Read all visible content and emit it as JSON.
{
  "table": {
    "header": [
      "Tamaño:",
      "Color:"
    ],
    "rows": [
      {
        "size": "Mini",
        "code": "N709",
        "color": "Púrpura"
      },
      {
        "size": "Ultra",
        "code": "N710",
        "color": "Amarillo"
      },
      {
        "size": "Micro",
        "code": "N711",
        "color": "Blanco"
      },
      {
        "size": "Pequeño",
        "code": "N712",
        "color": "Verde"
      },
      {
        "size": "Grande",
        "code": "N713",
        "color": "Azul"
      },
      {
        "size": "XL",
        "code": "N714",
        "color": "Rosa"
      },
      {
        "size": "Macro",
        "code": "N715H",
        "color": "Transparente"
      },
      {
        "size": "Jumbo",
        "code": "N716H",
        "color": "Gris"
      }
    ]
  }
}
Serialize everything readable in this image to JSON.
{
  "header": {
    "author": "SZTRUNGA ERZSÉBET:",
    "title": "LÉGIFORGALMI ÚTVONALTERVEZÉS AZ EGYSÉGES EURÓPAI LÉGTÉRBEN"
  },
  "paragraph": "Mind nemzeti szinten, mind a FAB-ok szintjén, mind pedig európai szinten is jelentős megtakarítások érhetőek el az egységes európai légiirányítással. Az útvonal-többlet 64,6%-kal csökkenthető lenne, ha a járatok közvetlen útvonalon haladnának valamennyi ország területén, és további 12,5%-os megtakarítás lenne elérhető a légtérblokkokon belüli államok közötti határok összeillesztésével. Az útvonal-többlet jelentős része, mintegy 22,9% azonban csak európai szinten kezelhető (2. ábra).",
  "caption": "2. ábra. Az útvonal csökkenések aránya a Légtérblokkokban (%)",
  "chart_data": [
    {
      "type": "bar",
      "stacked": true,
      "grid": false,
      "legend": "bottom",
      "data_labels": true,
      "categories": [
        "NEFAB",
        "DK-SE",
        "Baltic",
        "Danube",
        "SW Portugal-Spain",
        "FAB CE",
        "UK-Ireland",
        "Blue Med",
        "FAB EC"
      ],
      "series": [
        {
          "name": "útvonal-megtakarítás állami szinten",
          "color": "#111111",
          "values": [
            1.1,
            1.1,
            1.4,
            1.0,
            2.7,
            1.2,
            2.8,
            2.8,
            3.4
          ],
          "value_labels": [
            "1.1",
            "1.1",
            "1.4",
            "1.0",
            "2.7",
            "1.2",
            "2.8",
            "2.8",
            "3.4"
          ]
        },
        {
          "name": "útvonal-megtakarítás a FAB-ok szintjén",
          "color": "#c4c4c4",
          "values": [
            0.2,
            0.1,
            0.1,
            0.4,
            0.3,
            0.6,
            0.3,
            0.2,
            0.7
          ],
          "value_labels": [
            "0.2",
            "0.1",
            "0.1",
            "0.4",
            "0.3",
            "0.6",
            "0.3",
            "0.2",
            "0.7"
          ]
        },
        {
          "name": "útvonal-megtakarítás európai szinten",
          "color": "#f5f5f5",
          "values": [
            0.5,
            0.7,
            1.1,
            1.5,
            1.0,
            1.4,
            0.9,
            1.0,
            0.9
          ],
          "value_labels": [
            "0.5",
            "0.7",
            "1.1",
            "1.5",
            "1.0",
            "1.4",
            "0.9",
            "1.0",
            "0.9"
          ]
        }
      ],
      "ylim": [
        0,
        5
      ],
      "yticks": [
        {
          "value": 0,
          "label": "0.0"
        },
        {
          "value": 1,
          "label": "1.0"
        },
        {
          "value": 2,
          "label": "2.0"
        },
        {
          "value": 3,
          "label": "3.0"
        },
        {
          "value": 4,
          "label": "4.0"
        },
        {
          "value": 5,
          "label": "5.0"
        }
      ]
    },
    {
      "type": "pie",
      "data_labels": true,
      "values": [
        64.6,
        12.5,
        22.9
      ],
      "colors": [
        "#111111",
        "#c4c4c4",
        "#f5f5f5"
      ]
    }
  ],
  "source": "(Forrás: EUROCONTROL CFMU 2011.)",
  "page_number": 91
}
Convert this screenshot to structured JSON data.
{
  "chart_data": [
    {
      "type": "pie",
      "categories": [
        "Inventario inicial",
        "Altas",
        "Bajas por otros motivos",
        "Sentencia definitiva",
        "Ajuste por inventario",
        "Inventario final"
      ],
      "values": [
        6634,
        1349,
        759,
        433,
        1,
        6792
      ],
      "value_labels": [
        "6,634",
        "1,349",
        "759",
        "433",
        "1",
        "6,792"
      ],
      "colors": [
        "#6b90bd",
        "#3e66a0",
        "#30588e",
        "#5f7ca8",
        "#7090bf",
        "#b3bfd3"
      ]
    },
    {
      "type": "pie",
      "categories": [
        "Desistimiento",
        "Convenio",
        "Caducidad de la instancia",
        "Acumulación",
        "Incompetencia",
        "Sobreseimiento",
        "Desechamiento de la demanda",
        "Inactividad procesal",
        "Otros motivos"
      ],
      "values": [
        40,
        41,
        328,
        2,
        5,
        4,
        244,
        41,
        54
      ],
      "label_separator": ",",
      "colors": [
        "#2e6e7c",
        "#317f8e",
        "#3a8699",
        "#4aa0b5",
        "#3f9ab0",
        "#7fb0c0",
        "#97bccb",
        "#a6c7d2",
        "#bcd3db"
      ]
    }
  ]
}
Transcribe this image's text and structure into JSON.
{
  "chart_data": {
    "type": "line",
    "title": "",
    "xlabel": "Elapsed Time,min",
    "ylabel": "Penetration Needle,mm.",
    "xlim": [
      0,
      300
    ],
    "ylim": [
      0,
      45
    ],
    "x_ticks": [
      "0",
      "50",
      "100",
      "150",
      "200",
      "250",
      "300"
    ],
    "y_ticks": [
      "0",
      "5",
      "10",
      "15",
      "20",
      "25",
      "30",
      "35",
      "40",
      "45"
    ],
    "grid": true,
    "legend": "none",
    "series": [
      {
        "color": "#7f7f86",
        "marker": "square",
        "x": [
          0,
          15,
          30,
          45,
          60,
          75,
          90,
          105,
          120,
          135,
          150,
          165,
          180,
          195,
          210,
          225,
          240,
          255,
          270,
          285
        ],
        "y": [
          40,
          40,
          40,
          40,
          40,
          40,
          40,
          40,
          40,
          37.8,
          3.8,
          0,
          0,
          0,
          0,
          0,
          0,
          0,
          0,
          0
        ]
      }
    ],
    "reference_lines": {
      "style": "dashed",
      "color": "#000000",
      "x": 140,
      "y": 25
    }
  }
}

## Short problem
Determine the number of lines where the string "szintjén" occurs, and give that number only.

## Reply to the exercise
2